REQUIREMENTS:
Return only the number of lines in the entries below that hold the word "count".

(Dataset records)
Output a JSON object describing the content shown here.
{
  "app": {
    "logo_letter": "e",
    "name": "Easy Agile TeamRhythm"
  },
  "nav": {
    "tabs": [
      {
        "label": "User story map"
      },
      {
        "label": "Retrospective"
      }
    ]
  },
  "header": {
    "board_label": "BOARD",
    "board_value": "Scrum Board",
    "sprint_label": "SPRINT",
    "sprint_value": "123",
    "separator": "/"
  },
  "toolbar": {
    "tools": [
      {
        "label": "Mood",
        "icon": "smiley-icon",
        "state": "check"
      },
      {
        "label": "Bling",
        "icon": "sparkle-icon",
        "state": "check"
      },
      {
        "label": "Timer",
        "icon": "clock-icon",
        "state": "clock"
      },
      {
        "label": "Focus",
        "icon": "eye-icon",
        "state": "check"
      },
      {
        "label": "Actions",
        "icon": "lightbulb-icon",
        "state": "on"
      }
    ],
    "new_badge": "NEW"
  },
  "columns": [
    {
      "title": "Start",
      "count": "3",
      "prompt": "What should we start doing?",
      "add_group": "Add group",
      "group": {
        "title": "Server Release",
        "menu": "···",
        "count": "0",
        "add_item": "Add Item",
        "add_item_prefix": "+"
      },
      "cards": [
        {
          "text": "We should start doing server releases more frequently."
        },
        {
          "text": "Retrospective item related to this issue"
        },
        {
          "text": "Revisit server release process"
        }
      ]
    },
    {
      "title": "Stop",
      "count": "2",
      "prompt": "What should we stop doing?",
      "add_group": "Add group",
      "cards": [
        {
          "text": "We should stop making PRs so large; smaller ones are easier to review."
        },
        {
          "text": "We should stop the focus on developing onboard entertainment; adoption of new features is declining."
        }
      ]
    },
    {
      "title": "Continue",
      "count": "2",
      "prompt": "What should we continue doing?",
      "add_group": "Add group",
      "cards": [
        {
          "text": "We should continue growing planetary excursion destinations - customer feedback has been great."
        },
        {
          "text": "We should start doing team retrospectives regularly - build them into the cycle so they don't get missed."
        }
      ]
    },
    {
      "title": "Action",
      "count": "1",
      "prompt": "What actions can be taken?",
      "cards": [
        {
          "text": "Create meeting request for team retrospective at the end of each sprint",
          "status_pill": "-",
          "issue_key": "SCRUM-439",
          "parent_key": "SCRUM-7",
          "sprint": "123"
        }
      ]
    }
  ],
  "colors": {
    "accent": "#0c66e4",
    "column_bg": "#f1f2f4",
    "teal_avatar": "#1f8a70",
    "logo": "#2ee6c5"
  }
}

WRITTEN ANSWER:
5